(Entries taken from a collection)
- - - - -

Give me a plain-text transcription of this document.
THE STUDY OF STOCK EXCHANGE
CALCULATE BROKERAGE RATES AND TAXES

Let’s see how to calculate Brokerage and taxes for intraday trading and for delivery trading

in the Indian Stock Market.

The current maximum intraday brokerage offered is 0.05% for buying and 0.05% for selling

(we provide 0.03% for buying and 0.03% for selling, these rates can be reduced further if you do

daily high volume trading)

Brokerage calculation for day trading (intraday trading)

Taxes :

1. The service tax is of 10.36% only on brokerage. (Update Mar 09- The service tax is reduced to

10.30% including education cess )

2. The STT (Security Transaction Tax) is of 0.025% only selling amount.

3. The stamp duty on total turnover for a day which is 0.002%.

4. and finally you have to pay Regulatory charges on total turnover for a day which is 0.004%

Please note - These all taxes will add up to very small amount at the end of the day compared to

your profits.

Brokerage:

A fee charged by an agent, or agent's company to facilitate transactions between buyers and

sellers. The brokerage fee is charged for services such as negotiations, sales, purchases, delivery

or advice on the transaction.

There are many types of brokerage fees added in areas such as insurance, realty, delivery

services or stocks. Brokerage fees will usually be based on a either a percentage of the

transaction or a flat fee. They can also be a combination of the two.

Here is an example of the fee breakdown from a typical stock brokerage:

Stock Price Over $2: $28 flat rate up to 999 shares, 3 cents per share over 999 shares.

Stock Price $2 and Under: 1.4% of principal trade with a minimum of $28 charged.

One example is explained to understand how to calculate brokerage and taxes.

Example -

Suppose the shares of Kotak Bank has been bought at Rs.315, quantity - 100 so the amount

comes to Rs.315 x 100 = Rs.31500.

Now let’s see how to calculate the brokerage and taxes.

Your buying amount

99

- - - - -

- Direction
Your task is to retype all the records above with nothing left out.

- Response
Give me a plain-text transcription of this document.
THE STUDY OF STOCK EXCHANGE
CALCULATE BROKERAGE RATES AND TAXES

Let’s see how to calculate Brokerage and taxes for intraday trading and for delivery trading

in the Indian Stock Market.

The current maximum intraday brokerage offered is 0.05% for buying and 0.05% for selling

(we provide 0.03% for buying and 0.03% for selling, these rates can be reduced further if you do

daily high volume trading)

Brokerage calculation for day trading (intraday trading)

Taxes :

1. The service tax is of 10.36% only on brokerage. (Update Mar 09- The service tax is reduced to

10.30% including education cess )

2. The STT (Security Transaction Tax) is of 0.025% only selling amount.

3. The stamp duty on total turnover for a day which is 0.002%.

4. and finally you have to pay Regulatory charges on total turnover for a day which is 0.004%

Please note - These all taxes will add up to very small amount at the end of the day compared to

your profits.

Brokerage:

A fee charged by an agent, or agent's company to facilitate transactions between buyers and

sellers. The brokerage fee is charged for services such as negotiations, sales, purchases, delivery

or advice on the transaction.

There are many types of brokerage fees added in areas such as insurance, realty, delivery

services or stocks. Brokerage fees will usually be based on a either a percentage of the

transaction or a flat fee. They can also be a combination of the two.

Here is an example of the fee breakdown from a typical stock brokerage:

Stock Price Over $2: $28 flat rate up to 999 shares, 3 cents per share over 999 shares.

Stock Price $2 and Under: 1.4% of principal trade with a minimum of $28 charged.

One example is explained to understand how to calculate brokerage and taxes.

Example -

Suppose the shares of Kotak Bank has been bought at Rs.315, quantity - 100 so the amount

comes to Rs.315 x 100 = Rs.31500.

Now let’s see how to calculate the brokerage and taxes.

Your buying amount

99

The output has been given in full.